Stored data:
---------------
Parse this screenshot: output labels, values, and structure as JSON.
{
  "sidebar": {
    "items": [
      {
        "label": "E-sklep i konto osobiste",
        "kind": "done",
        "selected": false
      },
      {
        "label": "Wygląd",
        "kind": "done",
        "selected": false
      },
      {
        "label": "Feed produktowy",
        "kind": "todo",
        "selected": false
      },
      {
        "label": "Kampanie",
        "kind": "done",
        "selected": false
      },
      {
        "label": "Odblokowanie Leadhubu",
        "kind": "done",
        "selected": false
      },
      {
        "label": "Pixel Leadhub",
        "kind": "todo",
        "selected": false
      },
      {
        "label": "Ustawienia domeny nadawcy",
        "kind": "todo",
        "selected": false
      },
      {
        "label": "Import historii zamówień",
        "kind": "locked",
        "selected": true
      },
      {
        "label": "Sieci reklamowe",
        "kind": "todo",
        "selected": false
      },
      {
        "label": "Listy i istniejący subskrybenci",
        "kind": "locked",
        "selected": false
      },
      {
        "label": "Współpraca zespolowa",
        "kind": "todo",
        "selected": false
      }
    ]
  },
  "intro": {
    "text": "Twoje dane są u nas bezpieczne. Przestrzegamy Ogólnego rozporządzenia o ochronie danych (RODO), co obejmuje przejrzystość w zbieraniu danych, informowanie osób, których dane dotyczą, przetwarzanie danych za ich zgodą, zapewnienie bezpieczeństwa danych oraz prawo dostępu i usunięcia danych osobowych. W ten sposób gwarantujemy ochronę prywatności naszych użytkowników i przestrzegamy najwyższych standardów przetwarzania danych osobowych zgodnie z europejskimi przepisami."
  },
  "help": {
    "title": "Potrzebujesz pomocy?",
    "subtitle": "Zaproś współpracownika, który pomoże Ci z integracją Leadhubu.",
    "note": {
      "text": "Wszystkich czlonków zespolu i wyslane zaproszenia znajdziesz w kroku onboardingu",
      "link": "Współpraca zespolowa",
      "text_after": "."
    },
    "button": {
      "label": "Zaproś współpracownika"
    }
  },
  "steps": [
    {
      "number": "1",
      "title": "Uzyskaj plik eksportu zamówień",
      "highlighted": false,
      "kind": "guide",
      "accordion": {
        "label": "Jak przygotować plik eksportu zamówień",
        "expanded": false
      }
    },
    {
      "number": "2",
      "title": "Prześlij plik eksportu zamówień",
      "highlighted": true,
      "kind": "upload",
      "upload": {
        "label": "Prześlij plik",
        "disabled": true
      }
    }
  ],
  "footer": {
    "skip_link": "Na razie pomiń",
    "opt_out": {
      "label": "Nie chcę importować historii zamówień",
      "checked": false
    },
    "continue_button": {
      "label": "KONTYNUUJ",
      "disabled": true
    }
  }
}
---------------
* **DIRECTION**
Select and copy every line of the listing with the word "zamówień".

* **RESULT**
        "label": "Import historii zamówień",
      "title": "Uzyskaj plik eksportu zamówień",
        "label": "Jak przygotować plik eksportu zamówień",
      "title": "Prześlij plik eksportu zamówień",
      "label": "Nie chcę importować historii zamówień",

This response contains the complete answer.